- Task requirements -
Using the material that follows, identify and copy each line with the string "this".

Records
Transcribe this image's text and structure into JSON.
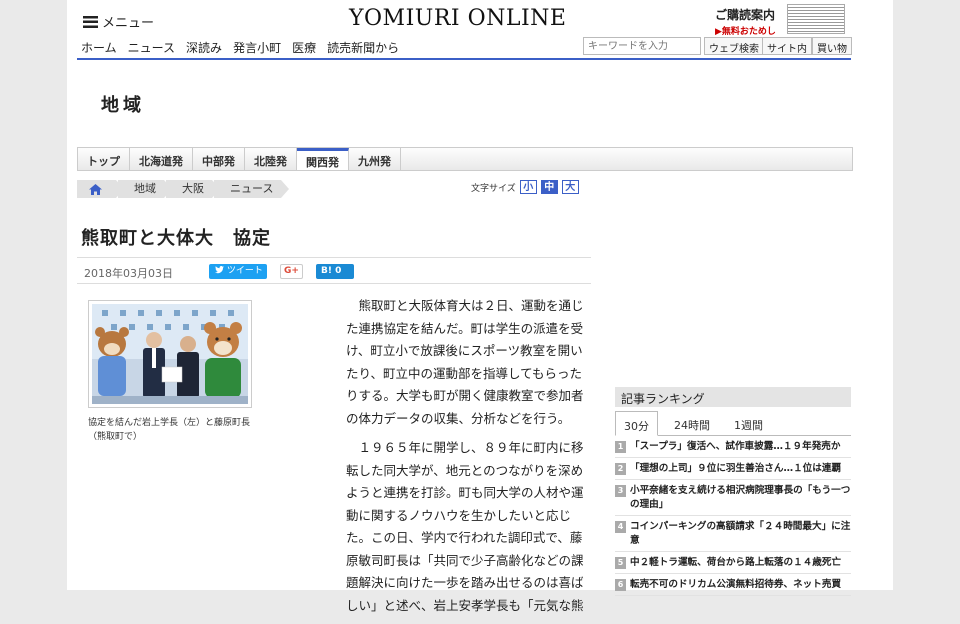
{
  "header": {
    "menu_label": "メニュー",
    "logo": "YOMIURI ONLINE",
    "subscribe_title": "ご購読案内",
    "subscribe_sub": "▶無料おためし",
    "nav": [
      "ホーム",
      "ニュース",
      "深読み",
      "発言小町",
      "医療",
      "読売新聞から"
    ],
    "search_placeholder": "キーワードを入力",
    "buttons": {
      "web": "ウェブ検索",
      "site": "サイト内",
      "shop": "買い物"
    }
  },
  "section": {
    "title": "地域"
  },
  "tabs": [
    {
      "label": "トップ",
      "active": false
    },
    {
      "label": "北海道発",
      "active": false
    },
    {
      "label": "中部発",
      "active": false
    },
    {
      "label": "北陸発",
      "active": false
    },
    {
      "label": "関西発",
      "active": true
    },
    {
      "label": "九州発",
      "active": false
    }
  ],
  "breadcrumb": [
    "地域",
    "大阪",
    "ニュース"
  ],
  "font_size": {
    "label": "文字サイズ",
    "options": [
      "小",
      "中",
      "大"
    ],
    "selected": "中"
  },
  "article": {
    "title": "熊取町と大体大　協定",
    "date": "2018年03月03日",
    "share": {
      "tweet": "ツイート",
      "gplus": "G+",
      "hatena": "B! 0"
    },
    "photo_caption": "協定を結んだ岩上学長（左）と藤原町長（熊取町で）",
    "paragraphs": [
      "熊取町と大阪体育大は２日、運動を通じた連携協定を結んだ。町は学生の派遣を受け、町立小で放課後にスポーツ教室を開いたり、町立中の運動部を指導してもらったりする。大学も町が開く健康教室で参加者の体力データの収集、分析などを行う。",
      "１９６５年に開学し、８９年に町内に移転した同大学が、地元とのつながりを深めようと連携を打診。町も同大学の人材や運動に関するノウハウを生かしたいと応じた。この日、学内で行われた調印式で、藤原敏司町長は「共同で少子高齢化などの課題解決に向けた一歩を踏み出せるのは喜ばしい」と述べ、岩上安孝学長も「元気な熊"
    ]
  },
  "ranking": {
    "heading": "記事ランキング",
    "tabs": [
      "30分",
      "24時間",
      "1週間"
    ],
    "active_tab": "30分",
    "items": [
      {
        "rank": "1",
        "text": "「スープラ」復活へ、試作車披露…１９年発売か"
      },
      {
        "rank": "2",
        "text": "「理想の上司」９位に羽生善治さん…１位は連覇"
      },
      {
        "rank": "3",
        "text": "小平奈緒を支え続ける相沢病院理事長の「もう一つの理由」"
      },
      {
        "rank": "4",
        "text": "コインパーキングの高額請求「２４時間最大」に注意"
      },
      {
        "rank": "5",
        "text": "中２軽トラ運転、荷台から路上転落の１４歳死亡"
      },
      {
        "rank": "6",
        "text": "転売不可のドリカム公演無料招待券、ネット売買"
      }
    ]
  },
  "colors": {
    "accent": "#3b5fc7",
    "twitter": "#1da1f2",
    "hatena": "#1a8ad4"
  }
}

==

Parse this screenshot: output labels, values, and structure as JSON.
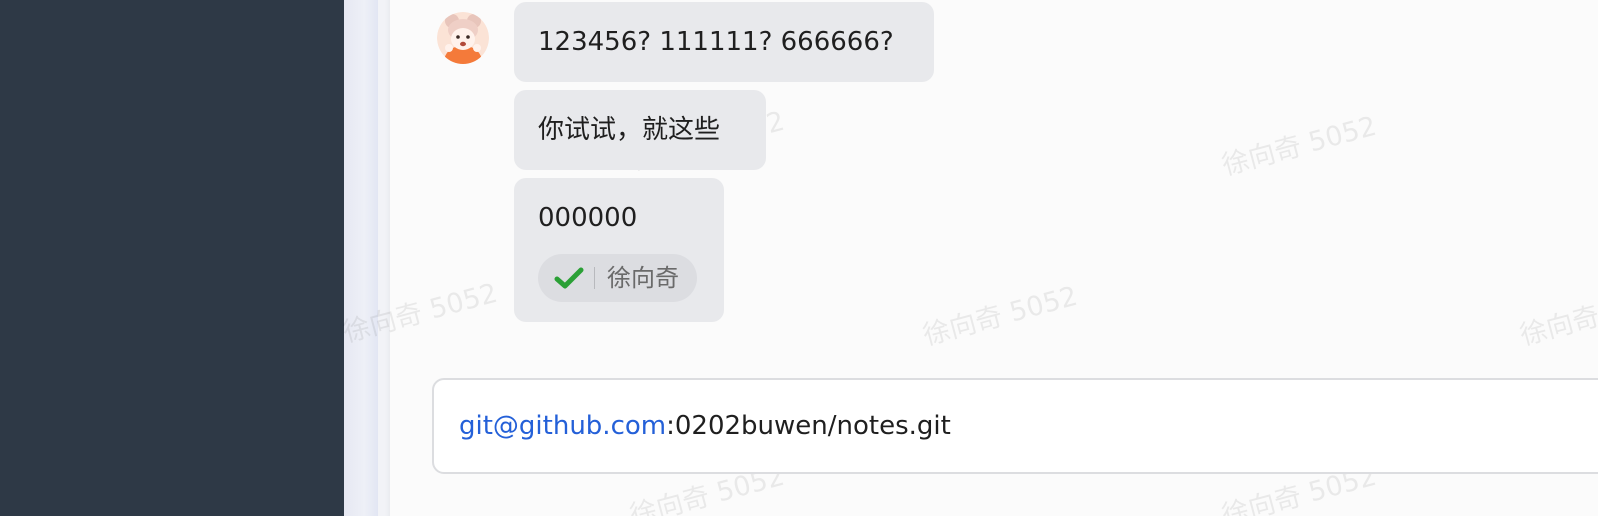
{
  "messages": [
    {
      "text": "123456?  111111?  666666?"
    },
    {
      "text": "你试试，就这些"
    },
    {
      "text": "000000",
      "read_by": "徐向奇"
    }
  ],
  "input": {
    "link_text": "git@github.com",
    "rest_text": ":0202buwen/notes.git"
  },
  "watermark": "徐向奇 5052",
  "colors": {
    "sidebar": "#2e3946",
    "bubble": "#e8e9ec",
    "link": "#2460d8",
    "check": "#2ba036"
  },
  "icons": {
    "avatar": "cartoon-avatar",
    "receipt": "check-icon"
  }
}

- Task result -
Transcribe this image's text and structure into JSON.
Parse this screenshot: output labels, values, and structure as JSON.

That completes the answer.